● **Work to complete**:
Check each line of the records for "alejados"; collect those that have it.

(Dataset items)
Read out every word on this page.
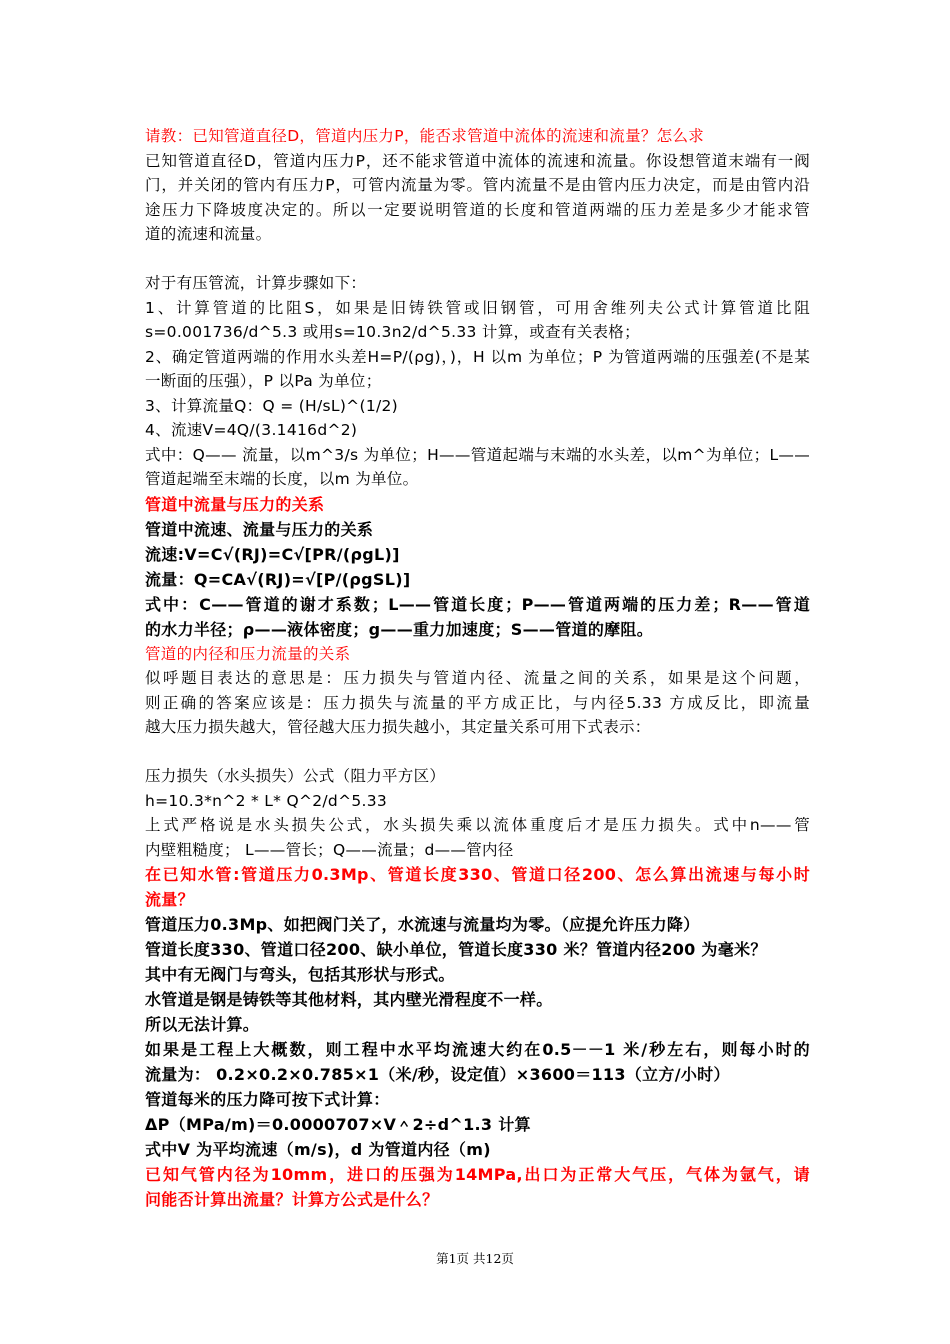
请教：已知管道直径D，管道内压力P，能否求管道中流体的流速和流量？怎么求
已知管道直径D，管道内压力P，还不能求管道中流体的流速和流量。你设想管道末端有一阀
门，并关闭的管内有压力P，可管内流量为零。管内流量不是由管内压力决定，而是由管内沿
途压力下降坡度决定的。所以一定要说明管道的长度和管道两端的压力差是多少才能求管
道的流速和流量。
对于有压管流，计算步骤如下：
1、计算管道的比阻S，如果是旧铸铁管或旧钢管，可用舍维列夫公式计算管道比阻
s=0.001736/d^5.3 或用s=10.3n2/d^5.33 计算，或查有关表格；
2、确定管道两端的作用水头差H=P/(ρg)，)，H 以m 为单位；P 为管道两端的压强差(不是某
一断面的压强），P 以Pa 为单位；
3、计算流量Q：Q = (H/sL)^(1/2)
4、流速V=4Q/(3.1416d^2)
式中：Q—— 流量，以m^3/s 为单位；H——管道起端与末端的水头差，以m^为单位；L——
管道起端至末端的长度，以m 为单位。
管道中流量与压力的关系
管道中流速、流量与压力的关系
流速:V=C√(RJ)=C√[PR/(ρgL)]
流量：Q=CA√(RJ)=√[P/(ρgSL)]
式中：C——管道的谢才系数；L——管道长度；P——管道两端的压力差；R——管道
的水力半径；ρ——液体密度；g——重力加速度；S——管道的摩阻。
管道的内径和压力流量的关系
似呼题目表达的意思是：压力损失与管道内径、流量之间的关系，如果是这个问题，
则正确的答案应该是：压力损失与流量的平方成正比，与内径5.33 方成反比，即流量
越大压力损失越大，管径越大压力损失越小，其定量关系可用下式表示：
压力损失（水头损失）公式（阻力平方区）
h=10.3*n^2 * L* Q^2/d^5.33
上式严格说是水头损失公式，水头损失乘以流体重度后才是压力损失。式中n——管
内壁粗糙度； L——管长；Q——流量；d——管内径
在已知水管:管道压力0.3Mp、管道长度330、管道口径200、怎么算出流速与每小时
流量？
管道压力0.3Mp、如把阀门关了，水流速与流量均为零。（应提允许压力降）
管道长度330、管道口径200、缺小单位，管道长度330 米？管道内径200 为毫米？
其中有无阀门与弯头，包括其形状与形式。
水管道是钢是铸铁等其他材料，其内壁光滑程度不一样。
所以无法计算。
如果是工程上大概数，则工程中水平均流速大约在0.5－－1 米/秒左右，则每小时的
流量为： 0.2×0.2×0.785×1（米/秒，设定值）×3600＝113（立方/小时）
管道每米的压力降可按下式计算：
ΔP（MPa/m)＝0.0000707×V＾2÷d^1.3 计算
式中V 为平均流速（m/s)，d 为管道内径（m)
已知气管内径为10mm，进口的压强为14MPa,出口为正常大气压，气体为氩气，请
问能否计算出流量？计算方公式是什么？
第1页 共12页
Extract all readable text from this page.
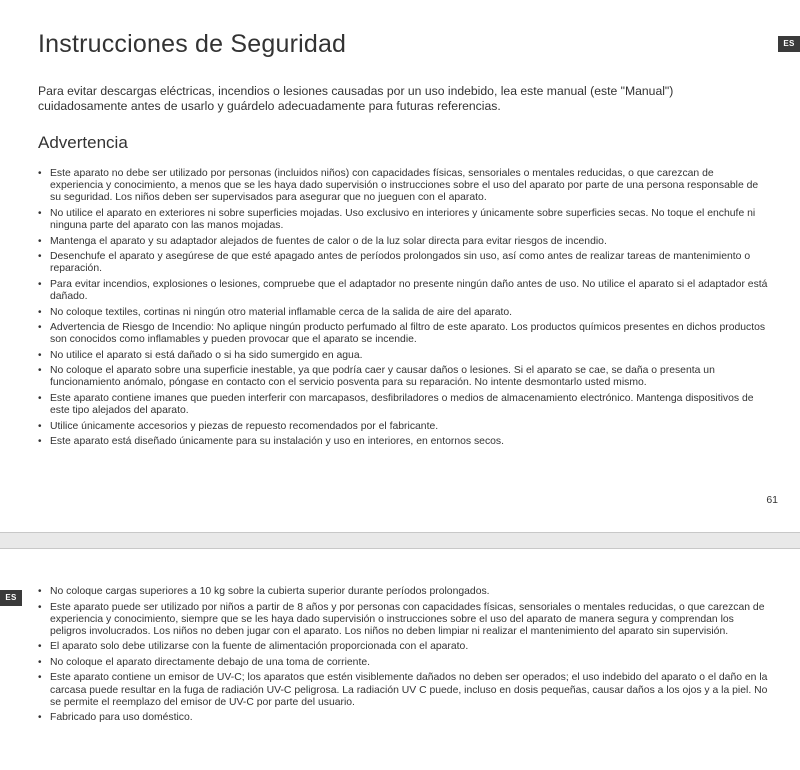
ES
Instrucciones de Seguridad

Para evitar descargas eléctricas, incendios o lesiones causadas por un uso indebido, lea este manual (este "Manual") cuidadosamente antes de usarlo y guárdelo adecuadamente para futuras referencias.

Advertencia
• Este aparato no debe ser utilizado por personas (incluidos niños) con capacidades físicas, sensoriales o mentales reducidas, o que carezcan de experiencia y conocimiento, a menos que se les haya dado supervisión o instrucciones sobre el uso del aparato por parte de una persona responsable de su seguridad. Los niños deben ser supervisados para asegurar que no jueguen con el aparato.
• No utilice el aparato en exteriores ni sobre superficies mojadas. Uso exclusivo en interiores y únicamente sobre superficies secas. No toque el enchufe ni ninguna parte del aparato con las manos mojadas.
• Mantenga el aparato y su adaptador alejados de fuentes de calor o de la luz solar directa para evitar riesgos de incendio.
• Desenchufe el aparato y asegúrese de que esté apagado antes de períodos prolongados sin uso, así como antes de realizar tareas de mantenimiento o reparación.
• Para evitar incendios, explosiones o lesiones, compruebe que el adaptador no presente ningún daño antes de uso. No utilice el aparato si el adaptador está dañado.
• No coloque textiles, cortinas ni ningún otro material inflamable cerca de la salida de aire del aparato.
• Advertencia de Riesgo de Incendio: No aplique ningún producto perfumado al filtro de este aparato. Los productos químicos presentes en dichos productos son conocidos como inflamables y pueden provocar que el aparato se incendie.
• No utilice el aparato si está dañado o si ha sido sumergido en agua.
• No coloque el aparato sobre una superficie inestable, ya que podría caer y causar daños o lesiones. Si el aparato se cae, se daña o presenta un funcionamiento anómalo, póngase en contacto con el servicio posventa para su reparación. No intente desmontarlo usted mismo.
• Este aparato contiene imanes que pueden interferir con marcapasos, desfibriladores o medios de almacenamiento electrónico. Mantenga dispositivos de este tipo alejados del aparato.
• Utilice únicamente accesorios y piezas de repuesto recomendados por el fabricante.
• Este aparato está diseñado únicamente para su instalación y uso en interiores, en entornos secos.
61
ES
• No coloque cargas superiores a 10 kg sobre la cubierta superior durante períodos prolongados.
• Este aparato puede ser utilizado por niños a partir de 8 años y por personas con capacidades físicas, sensoriales o mentales reducidas, o que carezcan de experiencia y conocimiento, siempre que se les haya dado supervisión o instrucciones sobre el uso del aparato de manera segura y comprendan los peligros involucrados. Los niños no deben jugar con el aparato. Los niños no deben limpiar ni realizar el mantenimiento del aparato sin supervisión.
• El aparato solo debe utilizarse con la fuente de alimentación proporcionada con el aparato.
• No coloque el aparato directamente debajo de una toma de corriente.
• Este aparato contiene un emisor de UV-C; los aparatos que estén visiblemente dañados no deben ser operados; el uso indebido del aparato o el daño en la carcasa puede resultar en la fuga de radiación UV-C peligrosa. La radiación UV C puede, incluso en dosis pequeñas, causar daños a los ojos y a la piel. No se permite el reemplazo del emisor de UV-C por parte del usuario.
• Fabricado para uso doméstico.
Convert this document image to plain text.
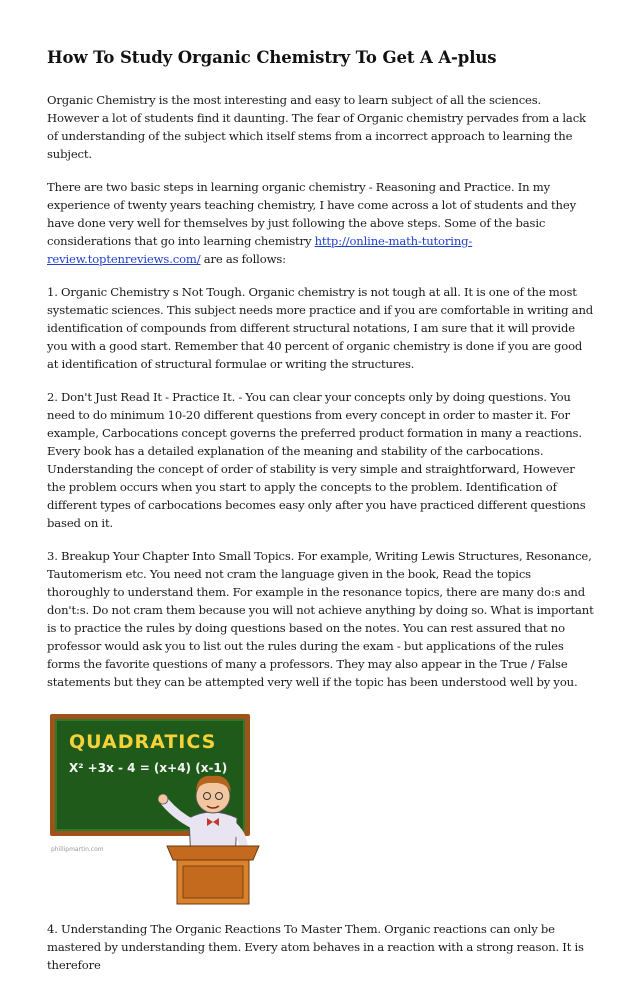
How To Study Organic Chemistry To Get A A-plus

Organic Chemistry is the most interesting and easy to learn subject of all the sciences. However a lot of students find it daunting. The fear of Organic chemistry pervades from a lack of understanding of the subject which itself stems from a incorrect approach to learning the subject.

There are two basic steps in learning organic chemistry - Reasoning and Practice. In my experience of twenty years teaching chemistry, I have come across a lot of students and they have done very well for themselves by just following the above steps. Some of the basic considerations that go into learning chemistry http://online-math-tutoring-review.toptenreviews.com/ are as follows:

1. Organic Chemistry s Not Tough. Organic chemistry is not tough at all. It is one of the most systematic sciences. This subject needs more practice and if you are comfortable in writing and identification of compounds from different structural notations, I am sure that it will provide you with a good start. Remember that 40 percent of organic chemistry is done if you are good at identification of structural formulae or writing the structures.

2. Don't Just Read It - Practice It. - You can clear your concepts only by doing questions. You need to do minimum 10-20 different questions from every concept in order to master it. For example, Carbocations concept governs the preferred product formation in many a reactions. Every book has a detailed explanation of the meaning and stability of the carbocations. Understanding the concept of order of stability is very simple and straightforward, However the problem occurs when you start to apply the concepts to the problem. Identification of different types of carbocations becomes easy only after you have practiced different questions based on it.

3. Breakup Your Chapter Into Small Topics. For example, Writing Lewis Structures, Resonance, Tautomerism etc. You need not cram the language given in the book, Read the topics thoroughly to understand them. For example in the resonance topics, there are many do:s and don't:s. Do not cram them because you will not achieve anything by doing so. What is important is to practice the rules by doing questions based on the notes. You can rest assured that no professor would ask you to list out the rules during the exam - but applications of the rules forms the favorite questions of many a professors. They may also appear in the True / False statements but they can be attempted very well if the topic has been understood well by you.

QUADRATICS
X² +3x - 4 = (x+4) (x-1)
phillipmartin.com

4. Understanding The Organic Reactions To Master Them. Organic reactions can only be mastered by understanding them. Every atom behaves in a reaction with a strong reason. It is therefore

● **Answer to this problem**:
• Mantenga el aparato y su adaptador alejados de fuentes de calor o de la luz solar directa para evitar riesgos de incendio.
• Este aparato contiene imanes que pueden interferir con marcapasos, desfibriladores o medios de almacenamiento electrónico. Mantenga dispositivos de este tipo alejados del aparato.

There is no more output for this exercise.